> What you are asked to do
Extract each line holding the word "this" from the entries.

(Stored records)
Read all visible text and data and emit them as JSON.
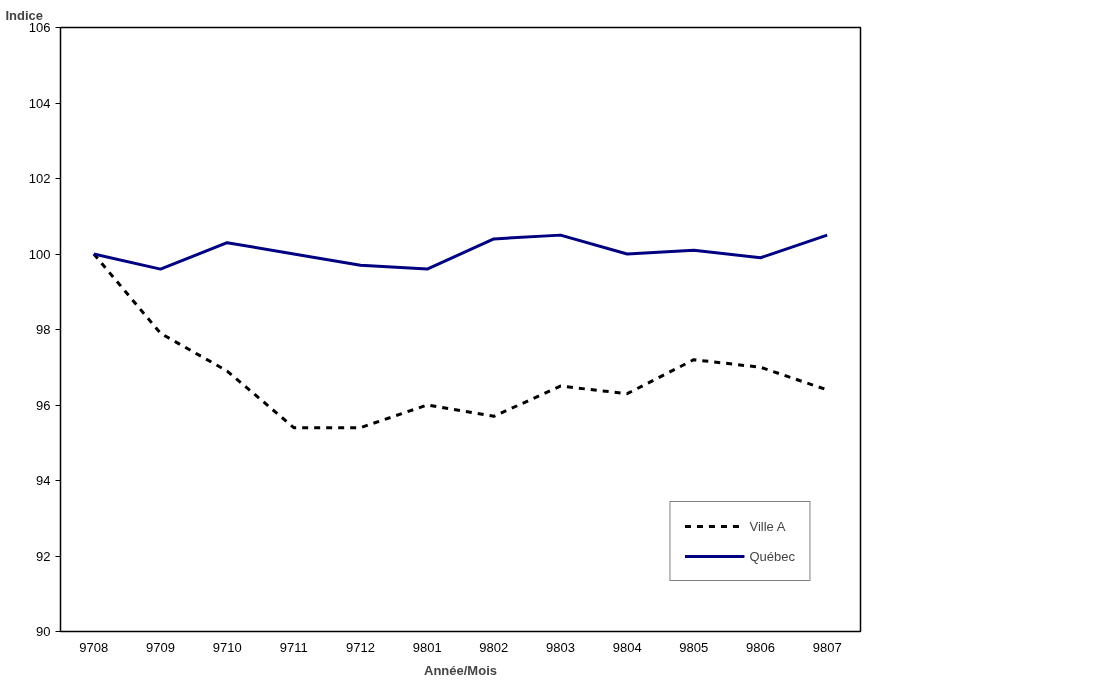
{
  "chart_data": {
    "type": "line",
    "ylabel": "Indice",
    "xlabel": "Année/Mois",
    "categories": [
      "9708",
      "9709",
      "9710",
      "9711",
      "9712",
      "9801",
      "9802",
      "9803",
      "9804",
      "9805",
      "9806",
      "9807"
    ],
    "series": [
      {
        "name": "Ville A",
        "color": "#000000",
        "line_style": "dashed",
        "values": [
          100.0,
          97.9,
          96.9,
          95.4,
          95.4,
          96.0,
          95.7,
          96.5,
          96.3,
          97.2,
          97.0,
          96.4
        ]
      },
      {
        "name": "Québec",
        "color": "#000080",
        "line_style": "solid",
        "values": [
          100.0,
          99.6,
          100.3,
          100.0,
          99.7,
          99.6,
          100.4,
          100.5,
          100.0,
          100.1,
          99.9,
          100.5
        ]
      }
    ],
    "ylim": [
      90,
      106
    ],
    "yticks": [
      90,
      92,
      94,
      96,
      98,
      100,
      102,
      104,
      106
    ],
    "grid": false,
    "legend": "bottom right",
    "marker": "none"
  }
}
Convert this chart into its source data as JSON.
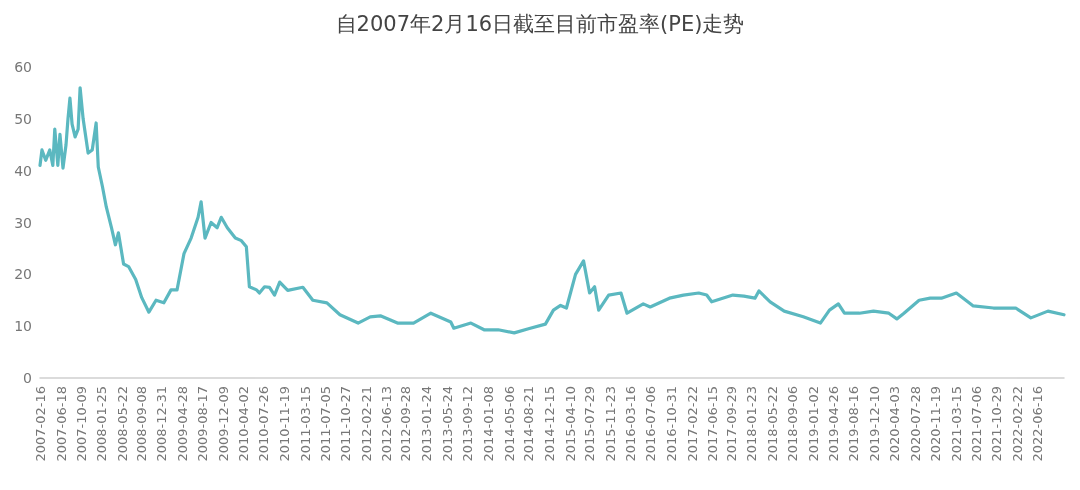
{
  "chart_data": {
    "type": "line",
    "title": "自2007年2月16日截至目前市盈率(PE)走势",
    "x": [
      "2007-02-16",
      "2007-02-27",
      "2007-03-20",
      "2007-04-12",
      "2007-04-29",
      "2007-05-10",
      "2007-05-27",
      "2007-06-08",
      "2007-06-25",
      "2007-07-12",
      "2007-07-23",
      "2007-08-03",
      "2007-08-15",
      "2007-09-01",
      "2007-09-18",
      "2007-09-29",
      "2007-10-16",
      "2007-11-02",
      "2007-11-13",
      "2007-12-06",
      "2007-12-28",
      "2008-01-09",
      "2008-02-01",
      "2008-02-23",
      "2008-03-23",
      "2008-04-14",
      "2008-05-01",
      "2008-05-30",
      "2008-06-27",
      "2008-08-06",
      "2008-09-09",
      "2008-10-19",
      "2008-11-28",
      "2009-01-11",
      "2009-02-20",
      "2009-03-26",
      "2009-05-04",
      "2009-06-13",
      "2009-07-22",
      "2009-08-08",
      "2009-08-30",
      "2009-10-03",
      "2009-11-06",
      "2009-11-29",
      "2010-01-02",
      "2010-02-16",
      "2010-03-22",
      "2010-04-19",
      "2010-05-06",
      "2010-06-15",
      "2010-07-01",
      "2010-07-30",
      "2010-08-27",
      "2010-09-24",
      "2010-10-23",
      "2010-12-07",
      "2011-03-02",
      "2011-04-27",
      "2011-07-15",
      "2011-09-26",
      "2012-01-06",
      "2012-03-14",
      "2012-05-10",
      "2012-08-14",
      "2012-11-12",
      "2013-02-17",
      "2013-06-09",
      "2013-06-26",
      "2013-09-30",
      "2013-12-13",
      "2014-03-02",
      "2014-05-31",
      "2014-08-19",
      "2014-11-22",
      "2015-01-06",
      "2015-02-15",
      "2015-03-20",
      "2015-05-10",
      "2015-06-24",
      "2015-07-28",
      "2015-08-25",
      "2015-09-17",
      "2015-11-12",
      "2016-01-20",
      "2016-02-23",
      "2016-05-24",
      "2016-07-02",
      "2016-10-18",
      "2017-01-05",
      "2017-03-31",
      "2017-05-15",
      "2017-06-12",
      "2017-10-09",
      "2017-12-10",
      "2018-02-10",
      "2018-03-04",
      "2018-05-06",
      "2018-07-24",
      "2018-11-08",
      "2019-02-12",
      "2019-04-04",
      "2019-05-24",
      "2019-06-27",
      "2019-09-19",
      "2019-12-07",
      "2020-03-02",
      "2020-04-16",
      "2020-05-26",
      "2020-08-19",
      "2020-10-20",
      "2020-12-22",
      "2021-03-16",
      "2021-06-19",
      "2021-10-10",
      "2022-02-12",
      "2022-05-08",
      "2022-08-12",
      "2022-11-10"
    ],
    "series": [
      {
        "color": "#5bb8c0",
        "values": [
          41,
          44,
          42,
          44,
          41,
          48,
          41,
          47,
          40.5,
          45,
          50,
          54,
          49,
          46.5,
          48,
          56,
          50,
          46,
          43.4,
          44,
          49.2,
          40.7,
          37,
          33,
          29,
          25.7,
          28,
          22,
          21.5,
          19,
          15.5,
          12.7,
          15,
          14.5,
          17,
          17,
          24,
          27,
          31,
          34,
          27,
          30,
          29,
          31,
          29,
          27,
          26.5,
          25.3,
          17.6,
          17,
          16.4,
          17.6,
          17.5,
          16,
          18.5,
          16.9,
          17.5,
          15,
          14.5,
          12.2,
          10.6,
          11.8,
          12,
          10.6,
          10.6,
          12.5,
          10.8,
          9.6,
          10.6,
          9.3,
          9.3,
          8.7,
          9.5,
          10.4,
          13.1,
          14,
          13.5,
          20,
          22.6,
          16.4,
          17.6,
          13.1,
          16,
          16.4,
          12.5,
          14.3,
          13.7,
          15.4,
          16,
          16.4,
          16,
          14.7,
          16,
          15.8,
          15.4,
          16.8,
          14.7,
          12.9,
          11.8,
          10.6,
          13.1,
          14.3,
          12.5,
          12.5,
          12.9,
          12.5,
          11.4,
          12.5,
          15,
          15.4,
          15.4,
          16.4,
          13.9,
          13.5,
          13.5,
          11.6,
          12.9,
          12.2
        ]
      }
    ],
    "xlim": [
      "2007-02-16",
      "2022-11-10"
    ],
    "xticks": [
      "2007-02-16",
      "2007-06-18",
      "2007-10-09",
      "2008-01-25",
      "2008-05-22",
      "2008-09-08",
      "2008-12-31",
      "2009-04-28",
      "2009-08-17",
      "2009-12-09",
      "2010-04-02",
      "2010-07-26",
      "2010-11-19",
      "2011-03-15",
      "2011-07-05",
      "2011-10-27",
      "2012-02-21",
      "2012-06-13",
      "2012-09-28",
      "2013-01-24",
      "2013-05-24",
      "2013-09-12",
      "2014-01-08",
      "2014-05-06",
      "2014-08-21",
      "2014-12-15",
      "2015-04-10",
      "2015-07-29",
      "2015-11-23",
      "2016-03-16",
      "2016-07-06",
      "2016-10-31",
      "2017-02-22",
      "2017-06-15",
      "2017-09-29",
      "2018-01-23",
      "2018-05-22",
      "2018-09-06",
      "2019-01-02",
      "2019-04-26",
      "2019-08-16",
      "2019-12-10",
      "2020-04-03",
      "2020-07-28",
      "2020-11-19",
      "2021-03-15",
      "2021-07-06",
      "2021-10-29",
      "2022-02-22",
      "2022-06-16"
    ],
    "ylim": [
      0,
      60
    ],
    "yticks": [
      0,
      10,
      20,
      30,
      40,
      50,
      60
    ],
    "grid": false,
    "marker": "none",
    "line_style": "solid"
  }
}
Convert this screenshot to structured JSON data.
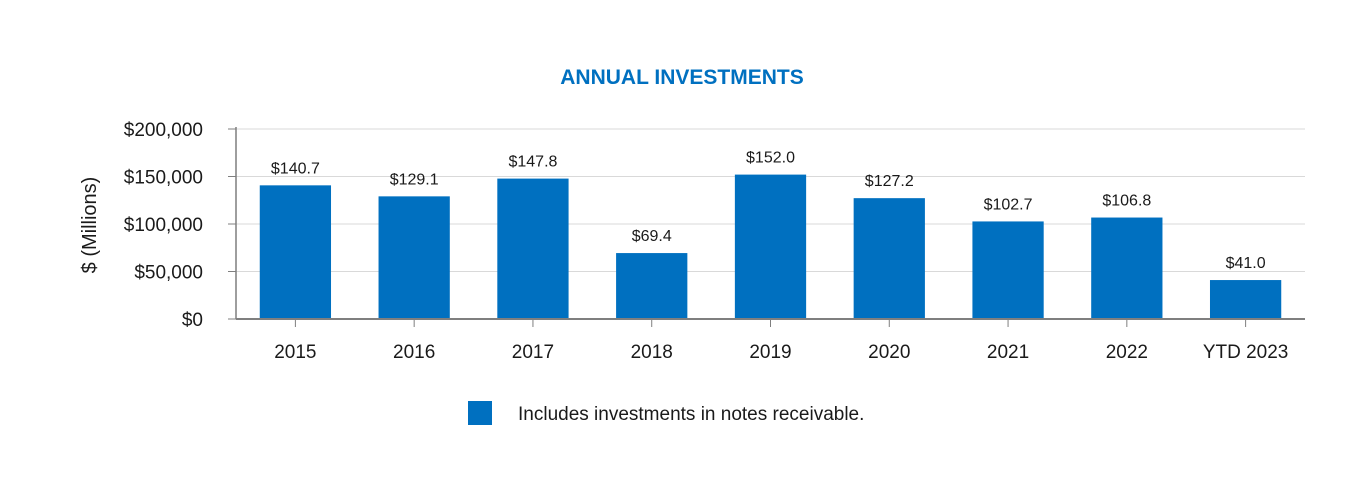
{
  "chart_data": {
    "type": "bar",
    "title": "ANNUAL INVESTMENTS",
    "ylabel": "$ (Millions)",
    "xlabel": "",
    "categories": [
      "2015",
      "2016",
      "2017",
      "2018",
      "2019",
      "2020",
      "2021",
      "2022",
      "YTD 2023"
    ],
    "values": [
      140700,
      129100,
      147800,
      69400,
      152000,
      127200,
      102700,
      106800,
      41000
    ],
    "data_labels": [
      "$140.7",
      "$129.1",
      "$147.8",
      "$69.4",
      "$152.0",
      "$127.2",
      "$102.7",
      "$106.8",
      "$41.0"
    ],
    "ylim": [
      0,
      200000
    ],
    "yticks": [
      0,
      50000,
      100000,
      150000,
      200000
    ],
    "ytick_labels": [
      "$0",
      "$50,000",
      "$100,000",
      "$150,000",
      "$200,000"
    ],
    "grid": true,
    "legend": {
      "position": "bottom",
      "entries": [
        {
          "label": "Includes investments in notes receivable.",
          "color": "#0070c0"
        }
      ]
    },
    "colors": {
      "bar": "#0070c0",
      "title": "#0070c0",
      "grid": "#d9d9d9",
      "axis": "#7f7f7f"
    }
  }
}
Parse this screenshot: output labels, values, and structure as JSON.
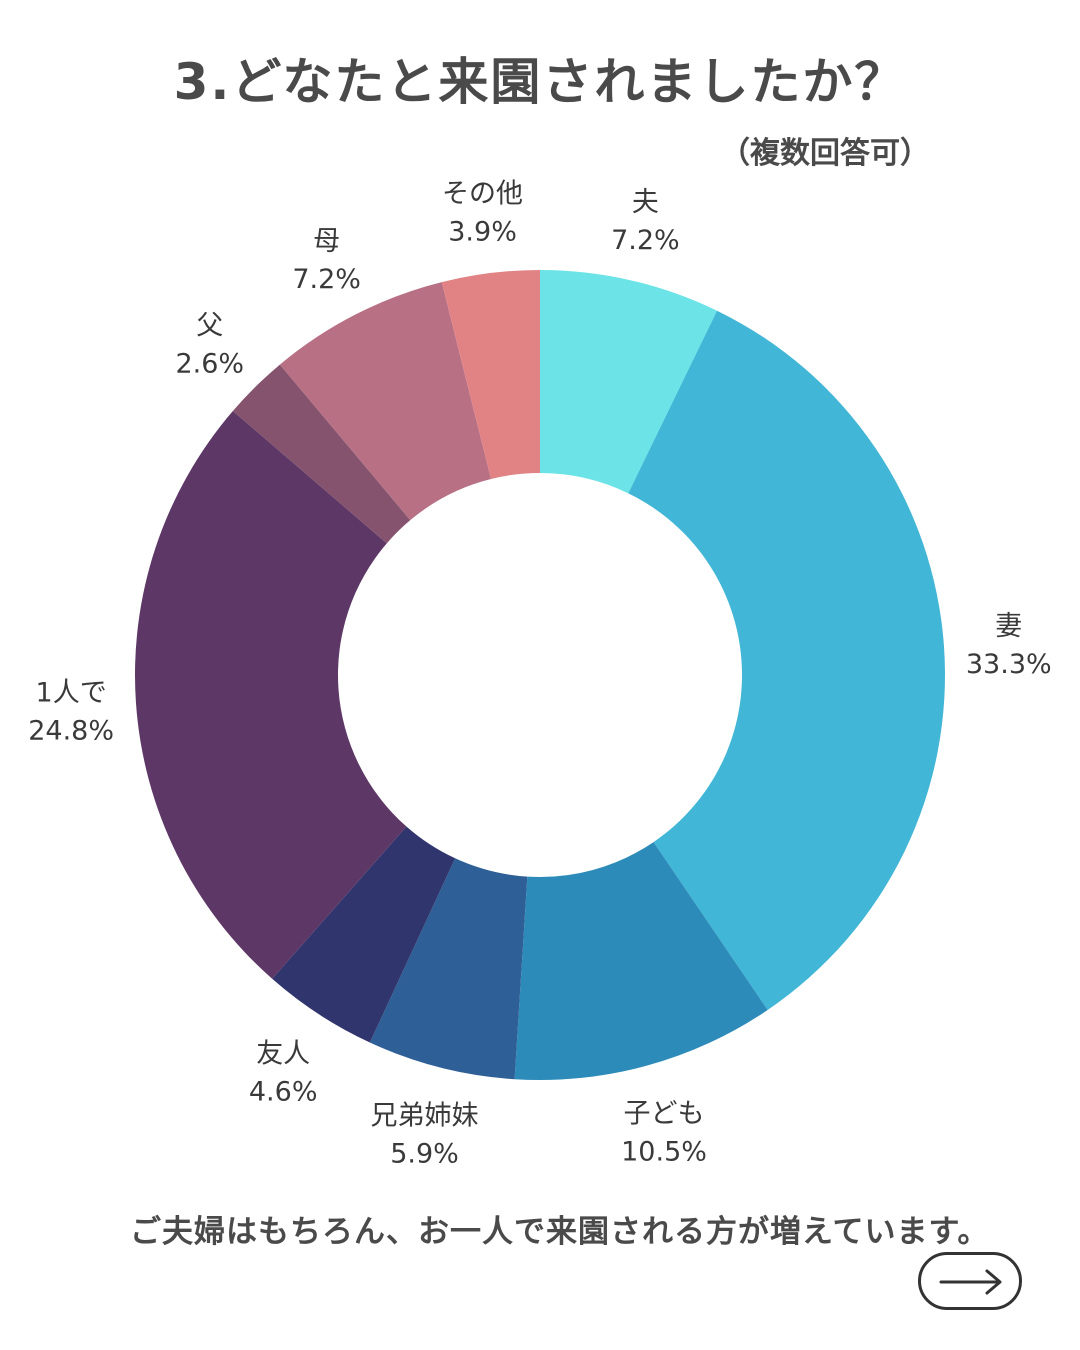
{
  "header": {
    "title": "3.どなたと来園されましたか？",
    "subtitle": "（複数回答可）"
  },
  "chart_data": {
    "type": "pie",
    "style": "donut",
    "title": "3.どなたと来園されましたか？",
    "subtitle": "（複数回答可）",
    "unit": "%",
    "slices": [
      {
        "label": "夫",
        "value": 7.2,
        "display": "7.2%",
        "color": "#6be3e7"
      },
      {
        "label": "妻",
        "value": 33.3,
        "display": "33.3%",
        "color": "#41b6d6"
      },
      {
        "label": "子ども",
        "value": 10.5,
        "display": "10.5%",
        "color": "#2d8bba"
      },
      {
        "label": "兄弟姉妹",
        "value": 5.9,
        "display": "5.9%",
        "color": "#2e5f96"
      },
      {
        "label": "友人",
        "value": 4.6,
        "display": "4.6%",
        "color": "#31356d"
      },
      {
        "label": "1人で",
        "value": 24.8,
        "display": "24.8%",
        "color": "#5d3866"
      },
      {
        "label": "父",
        "value": 2.6,
        "display": "2.6%",
        "color": "#85536e"
      },
      {
        "label": "母",
        "value": 7.2,
        "display": "7.2%",
        "color": "#b87184"
      },
      {
        "label": "その他",
        "value": 3.9,
        "display": "3.9%",
        "color": "#e18285"
      }
    ],
    "start": "12 o'clock",
    "direction": "clockwise",
    "legend": "none"
  },
  "footer": {
    "caption": "ご夫婦はもちろん、お一人で来園される方が増えています。",
    "next_icon": "arrow-right-icon"
  }
}
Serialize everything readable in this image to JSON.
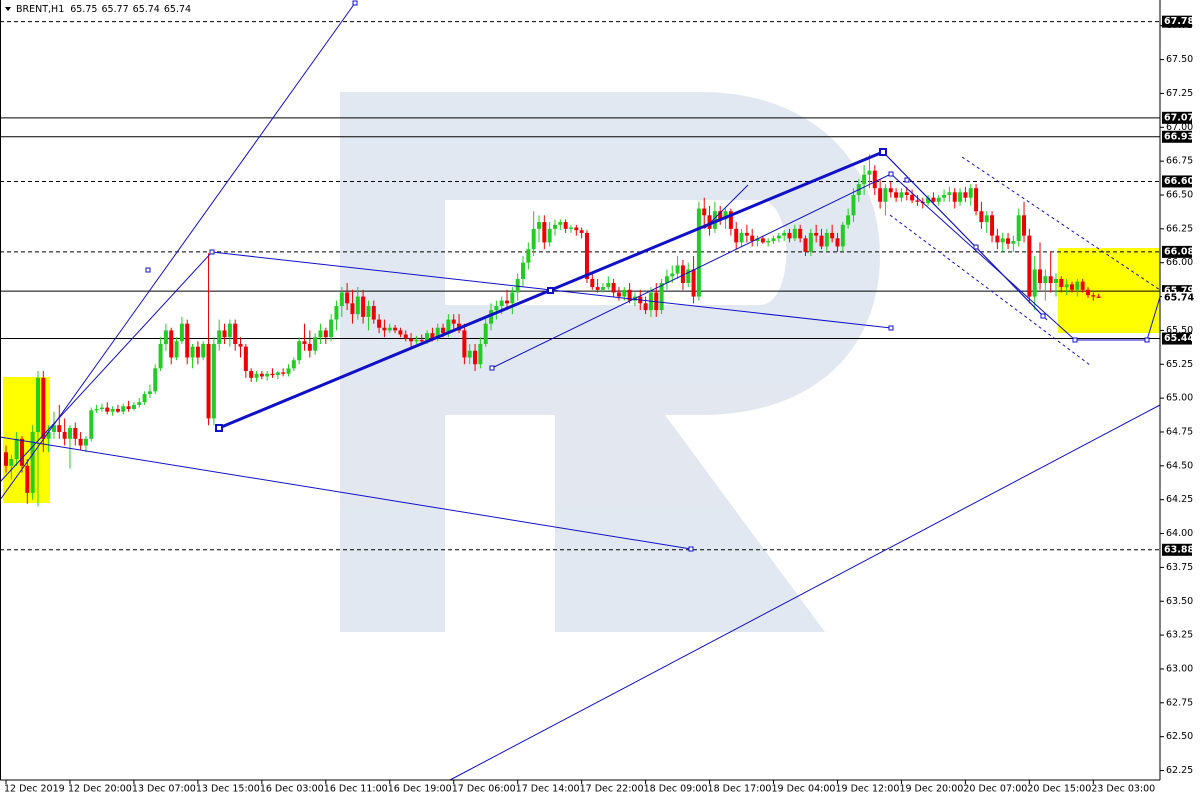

> Solved problem
Convert this chart into its source data as JSON.
Convert this screenshot to structured JSON data.
Parse this screenshot: output labels, values, and structure as JSON.
Serialize everything readable in this image to JSON.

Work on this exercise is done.